::: Raw records
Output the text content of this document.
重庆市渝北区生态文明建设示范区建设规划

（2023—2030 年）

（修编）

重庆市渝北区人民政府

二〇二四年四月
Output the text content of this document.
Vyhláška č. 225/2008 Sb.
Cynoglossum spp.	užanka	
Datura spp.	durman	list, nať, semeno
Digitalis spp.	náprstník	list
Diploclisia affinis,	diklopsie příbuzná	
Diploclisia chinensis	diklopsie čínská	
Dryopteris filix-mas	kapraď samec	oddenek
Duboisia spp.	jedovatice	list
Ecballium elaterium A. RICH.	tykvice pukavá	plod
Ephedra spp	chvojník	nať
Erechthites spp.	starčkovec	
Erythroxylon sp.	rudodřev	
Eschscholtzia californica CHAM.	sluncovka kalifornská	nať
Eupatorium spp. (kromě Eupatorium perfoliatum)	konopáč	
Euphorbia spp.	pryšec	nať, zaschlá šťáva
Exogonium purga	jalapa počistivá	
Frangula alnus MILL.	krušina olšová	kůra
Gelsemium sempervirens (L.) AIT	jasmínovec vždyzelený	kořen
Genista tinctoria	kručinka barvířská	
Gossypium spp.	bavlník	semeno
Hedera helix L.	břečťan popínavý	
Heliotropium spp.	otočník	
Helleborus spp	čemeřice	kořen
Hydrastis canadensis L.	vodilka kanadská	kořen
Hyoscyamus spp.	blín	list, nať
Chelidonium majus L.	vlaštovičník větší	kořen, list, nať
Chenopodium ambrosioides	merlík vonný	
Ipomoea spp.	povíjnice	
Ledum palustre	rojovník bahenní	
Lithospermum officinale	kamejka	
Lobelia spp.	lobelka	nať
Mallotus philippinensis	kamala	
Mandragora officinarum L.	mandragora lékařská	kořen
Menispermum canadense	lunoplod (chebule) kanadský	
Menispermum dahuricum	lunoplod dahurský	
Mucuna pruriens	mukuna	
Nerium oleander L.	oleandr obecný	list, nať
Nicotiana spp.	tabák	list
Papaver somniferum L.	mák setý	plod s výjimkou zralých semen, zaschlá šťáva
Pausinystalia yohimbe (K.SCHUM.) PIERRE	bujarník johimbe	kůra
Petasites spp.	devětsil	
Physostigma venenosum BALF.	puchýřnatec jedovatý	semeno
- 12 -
::::::
* [Task statement]: Repeat the listing exactly, from its first line to its last.

* [Correct output]:
Output the text content of this document.
重庆市渝北区生态文明建设示范区建设规划

（2023—2030 年）

（修编）

重庆市渝北区人民政府

二〇二四年四月
Output the text content of this document.
Vyhláška č. 225/2008 Sb.
Cynoglossum spp.	užanka	
Datura spp.	durman	list, nať, semeno
Digitalis spp.	náprstník	list
Diploclisia affinis,	diklopsie příbuzná	
Diploclisia chinensis	diklopsie čínská	
Dryopteris filix-mas	kapraď samec	oddenek
Duboisia spp.	jedovatice	list
Ecballium elaterium A. RICH.	tykvice pukavá	plod
Ephedra spp	chvojník	nať
Erechthites spp.	starčkovec	
Erythroxylon sp.	rudodřev	
Eschscholtzia californica CHAM.	sluncovka kalifornská	nať
Eupatorium spp. (kromě Eupatorium perfoliatum)	konopáč	
Euphorbia spp.	pryšec	nať, zaschlá šťáva
Exogonium purga	jalapa počistivá	
Frangula alnus MILL.	krušina olšová	kůra
Gelsemium sempervirens (L.) AIT	jasmínovec vždyzelený	kořen
Genista tinctoria	kručinka barvířská	
Gossypium spp.	bavlník	semeno
Hedera helix L.	břečťan popínavý	
Heliotropium spp.	otočník	
Helleborus spp	čemeřice	kořen
Hydrastis canadensis L.	vodilka kanadská	kořen
Hyoscyamus spp.	blín	list, nať
Chelidonium majus L.	vlaštovičník větší	kořen, list, nať
Chenopodium ambrosioides	merlík vonný	
Ipomoea spp.	povíjnice	
Ledum palustre	rojovník bahenní	
Lithospermum officinale	kamejka	
Lobelia spp.	lobelka	nať
Mallotus philippinensis	kamala	
Mandragora officinarum L.	mandragora lékařská	kořen
Menispermum canadense	lunoplod (chebule) kanadský	
Menispermum dahuricum	lunoplod dahurský	
Mucuna pruriens	mukuna	
Nerium oleander L.	oleandr obecný	list, nať
Nicotiana spp.	tabák	list
Papaver somniferum L.	mák setý	plod s výjimkou zralých semen, zaschlá šťáva
Pausinystalia yohimbe (K.SCHUM.) PIERRE	bujarník johimbe	kůra
Petasites spp.	devětsil	
Physostigma venenosum BALF.	puchýřnatec jedovatý	semeno
- 12 -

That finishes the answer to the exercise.